- Exercise brief:
Answer these from the text on the four kinds of treatise:
(a) What does the second kind of treatise in the list do?
(b) The last kind of treatise is composed with a view to what?
(c) Which group translated the book given in the references?

- Provided passage:
Four kinds of treatise
In general, there are four kinds of treatise (Tib. བསྟན་བཅོས་བཞི།) :
- a treatise that imposes order on what appears disorganized (Tib. འཁྲུགས་པ་བསྡེབ་པའི་བསྟན་བཅོས།);
- a treatise that elucidates difficult points (Tib. གབ་པ་འབྱིན་པའི་བསྟན་བཅོས། );
- a treatise that brings together scattered elements (Tib. འཐོར་བ་སྡུད་པའི་བསྟན་བཅོས།); and
- a treatise that is composed with a view to practice (Tib. སྒྲུབ་པ་ཉམས་ལེན་གྱི་བསྟན་བཅོས།)[1]
References
- ↑ Khenpo Kunpal, The Nectar of Manjushri’s Speech, a Detailed Commentary on Shantideva’s Way of the Bodhisattva, p.35/36, Translated by the Padmakara Translation Group, published by Shambhala, ISBN 978-1-59030-439-6.

- Given information:

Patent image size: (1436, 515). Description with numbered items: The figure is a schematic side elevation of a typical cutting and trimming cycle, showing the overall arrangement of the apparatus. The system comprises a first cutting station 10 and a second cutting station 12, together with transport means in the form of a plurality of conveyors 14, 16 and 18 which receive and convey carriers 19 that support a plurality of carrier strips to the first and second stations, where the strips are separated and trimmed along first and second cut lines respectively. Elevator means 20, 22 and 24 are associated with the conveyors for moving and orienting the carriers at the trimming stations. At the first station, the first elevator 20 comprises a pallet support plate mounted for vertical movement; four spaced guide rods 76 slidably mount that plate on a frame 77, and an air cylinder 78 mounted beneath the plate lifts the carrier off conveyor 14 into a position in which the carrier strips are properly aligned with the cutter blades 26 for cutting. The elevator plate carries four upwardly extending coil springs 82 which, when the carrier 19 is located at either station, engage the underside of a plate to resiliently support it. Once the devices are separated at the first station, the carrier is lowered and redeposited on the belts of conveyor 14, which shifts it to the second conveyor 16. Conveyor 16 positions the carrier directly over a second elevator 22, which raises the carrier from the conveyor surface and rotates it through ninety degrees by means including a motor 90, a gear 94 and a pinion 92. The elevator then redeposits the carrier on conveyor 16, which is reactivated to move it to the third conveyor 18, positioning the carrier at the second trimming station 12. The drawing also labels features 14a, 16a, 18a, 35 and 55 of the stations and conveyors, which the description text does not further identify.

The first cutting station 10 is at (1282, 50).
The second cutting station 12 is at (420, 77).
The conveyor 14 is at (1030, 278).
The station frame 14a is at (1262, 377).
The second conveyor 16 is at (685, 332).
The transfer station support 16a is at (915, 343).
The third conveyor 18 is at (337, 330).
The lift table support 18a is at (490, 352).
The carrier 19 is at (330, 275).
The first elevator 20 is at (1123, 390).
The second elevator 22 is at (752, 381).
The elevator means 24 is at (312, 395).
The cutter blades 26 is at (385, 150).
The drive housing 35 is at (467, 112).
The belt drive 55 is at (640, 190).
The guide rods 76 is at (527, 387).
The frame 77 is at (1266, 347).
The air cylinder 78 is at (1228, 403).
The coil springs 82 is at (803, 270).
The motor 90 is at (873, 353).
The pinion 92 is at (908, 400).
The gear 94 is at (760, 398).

- Task output:
(a) It elucidates difficult points.
(b) Practice.
(c) The Padmakara Translation Group.